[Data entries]
§ §

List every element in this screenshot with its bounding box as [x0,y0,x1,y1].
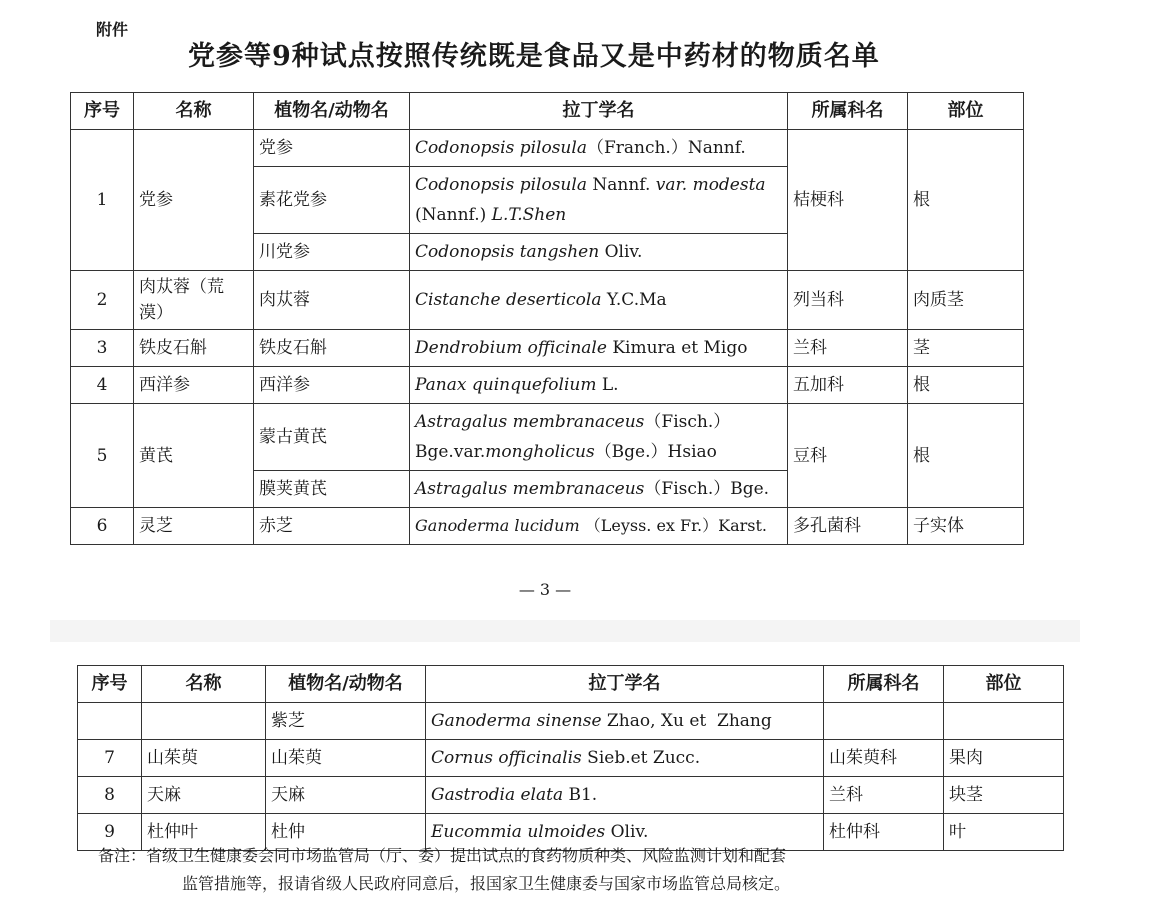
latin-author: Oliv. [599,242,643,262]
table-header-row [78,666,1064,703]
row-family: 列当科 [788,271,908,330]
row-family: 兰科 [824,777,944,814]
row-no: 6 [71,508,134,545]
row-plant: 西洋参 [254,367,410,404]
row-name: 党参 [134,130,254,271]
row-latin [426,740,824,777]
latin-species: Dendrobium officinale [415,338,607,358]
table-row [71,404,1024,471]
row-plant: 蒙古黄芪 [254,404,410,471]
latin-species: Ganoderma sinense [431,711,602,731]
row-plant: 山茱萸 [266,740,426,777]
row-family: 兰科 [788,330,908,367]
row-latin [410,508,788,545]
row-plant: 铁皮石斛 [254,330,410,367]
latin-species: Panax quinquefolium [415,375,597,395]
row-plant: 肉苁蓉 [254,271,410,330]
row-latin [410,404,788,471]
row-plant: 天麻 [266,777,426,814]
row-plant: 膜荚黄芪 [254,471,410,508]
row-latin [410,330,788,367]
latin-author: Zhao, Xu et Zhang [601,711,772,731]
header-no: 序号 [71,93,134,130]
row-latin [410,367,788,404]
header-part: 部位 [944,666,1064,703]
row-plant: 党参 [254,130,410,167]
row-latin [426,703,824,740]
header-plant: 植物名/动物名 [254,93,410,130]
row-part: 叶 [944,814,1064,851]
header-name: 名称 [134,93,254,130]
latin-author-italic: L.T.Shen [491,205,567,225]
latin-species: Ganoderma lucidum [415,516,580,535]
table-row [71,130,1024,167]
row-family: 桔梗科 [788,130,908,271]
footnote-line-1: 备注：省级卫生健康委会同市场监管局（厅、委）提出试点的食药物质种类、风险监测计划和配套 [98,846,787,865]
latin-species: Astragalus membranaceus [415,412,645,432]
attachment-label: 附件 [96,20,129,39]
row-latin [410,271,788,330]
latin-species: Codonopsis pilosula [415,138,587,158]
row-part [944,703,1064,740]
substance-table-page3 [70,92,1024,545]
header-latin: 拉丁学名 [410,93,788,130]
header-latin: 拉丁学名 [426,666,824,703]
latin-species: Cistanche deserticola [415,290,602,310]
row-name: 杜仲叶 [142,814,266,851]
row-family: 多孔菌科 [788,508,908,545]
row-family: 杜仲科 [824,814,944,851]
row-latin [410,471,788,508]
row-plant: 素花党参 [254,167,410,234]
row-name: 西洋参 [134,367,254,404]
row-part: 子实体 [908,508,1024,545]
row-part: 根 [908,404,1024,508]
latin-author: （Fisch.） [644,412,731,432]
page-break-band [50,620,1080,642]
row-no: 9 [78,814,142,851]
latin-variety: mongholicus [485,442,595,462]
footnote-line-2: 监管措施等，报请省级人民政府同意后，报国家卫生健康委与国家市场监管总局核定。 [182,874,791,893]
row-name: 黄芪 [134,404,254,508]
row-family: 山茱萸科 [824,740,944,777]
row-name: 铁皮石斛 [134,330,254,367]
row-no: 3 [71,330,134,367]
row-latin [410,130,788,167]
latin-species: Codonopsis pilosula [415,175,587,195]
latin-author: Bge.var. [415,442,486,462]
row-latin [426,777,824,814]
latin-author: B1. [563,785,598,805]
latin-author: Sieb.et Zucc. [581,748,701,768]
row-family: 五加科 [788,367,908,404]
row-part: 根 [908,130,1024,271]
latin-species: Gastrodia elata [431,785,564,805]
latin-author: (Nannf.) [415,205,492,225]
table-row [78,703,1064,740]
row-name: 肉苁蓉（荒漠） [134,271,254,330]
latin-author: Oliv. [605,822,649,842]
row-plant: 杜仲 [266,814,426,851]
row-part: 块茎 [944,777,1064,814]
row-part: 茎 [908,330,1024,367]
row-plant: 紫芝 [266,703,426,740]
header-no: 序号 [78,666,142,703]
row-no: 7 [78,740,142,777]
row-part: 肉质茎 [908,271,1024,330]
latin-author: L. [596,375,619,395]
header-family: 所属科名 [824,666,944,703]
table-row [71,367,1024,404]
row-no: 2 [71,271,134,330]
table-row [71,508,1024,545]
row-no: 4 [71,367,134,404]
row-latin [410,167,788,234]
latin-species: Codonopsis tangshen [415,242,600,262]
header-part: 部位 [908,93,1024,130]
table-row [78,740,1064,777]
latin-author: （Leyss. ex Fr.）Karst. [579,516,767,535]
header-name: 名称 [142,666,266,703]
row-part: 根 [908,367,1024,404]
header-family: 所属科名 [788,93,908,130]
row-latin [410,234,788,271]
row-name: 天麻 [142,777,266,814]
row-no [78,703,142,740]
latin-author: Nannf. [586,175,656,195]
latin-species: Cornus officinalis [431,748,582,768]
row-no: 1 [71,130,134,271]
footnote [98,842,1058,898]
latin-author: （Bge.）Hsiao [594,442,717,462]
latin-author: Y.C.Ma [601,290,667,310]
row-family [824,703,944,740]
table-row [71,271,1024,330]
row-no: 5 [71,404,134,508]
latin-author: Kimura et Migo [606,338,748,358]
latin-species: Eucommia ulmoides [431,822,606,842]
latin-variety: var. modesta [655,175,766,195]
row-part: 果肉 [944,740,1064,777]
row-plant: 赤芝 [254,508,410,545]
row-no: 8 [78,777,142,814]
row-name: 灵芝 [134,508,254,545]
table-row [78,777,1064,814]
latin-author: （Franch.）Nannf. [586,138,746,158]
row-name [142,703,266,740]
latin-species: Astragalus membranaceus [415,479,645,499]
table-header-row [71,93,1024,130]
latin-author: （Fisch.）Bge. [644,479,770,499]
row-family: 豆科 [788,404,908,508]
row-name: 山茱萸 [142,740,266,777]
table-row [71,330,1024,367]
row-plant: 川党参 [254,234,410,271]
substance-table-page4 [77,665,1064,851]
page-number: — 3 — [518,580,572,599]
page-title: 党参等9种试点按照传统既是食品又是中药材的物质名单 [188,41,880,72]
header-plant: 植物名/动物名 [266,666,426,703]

§ §

Retype the data lines between the line containing "latin-author: Oliv. [599,242,643,262]" and the line containing "row-latin [410,404,788,471]", inclusive.

latin-author: Oliv. [599,242,643,262]
table-header-row [78,666,1064,703]
row-family: 列当科 [788,271,908,330]
row-family: 兰科 [824,777,944,814]
row-no: 6 [71,508,134,545]
row-plant: 西洋参 [254,367,410,404]
row-name: 党参 [134,130,254,271]
row-latin [426,740,824,777]
latin-species: Dendrobium officinale [415,338,607,358]
table-row [71,404,1024,471]
row-plant: 蒙古黄芪 [254,404,410,471]
latin-species: Ganoderma sinense [431,711,602,731]
row-plant: 山茱萸 [266,740,426,777]
row-family: 兰科 [788,330,908,367]
row-latin [410,508,788,545]
row-plant: 铁皮石斛 [254,330,410,367]
latin-species: Panax quinquefolium [415,375,597,395]
row-plant: 肉苁蓉 [254,271,410,330]
row-latin [410,404,788,471]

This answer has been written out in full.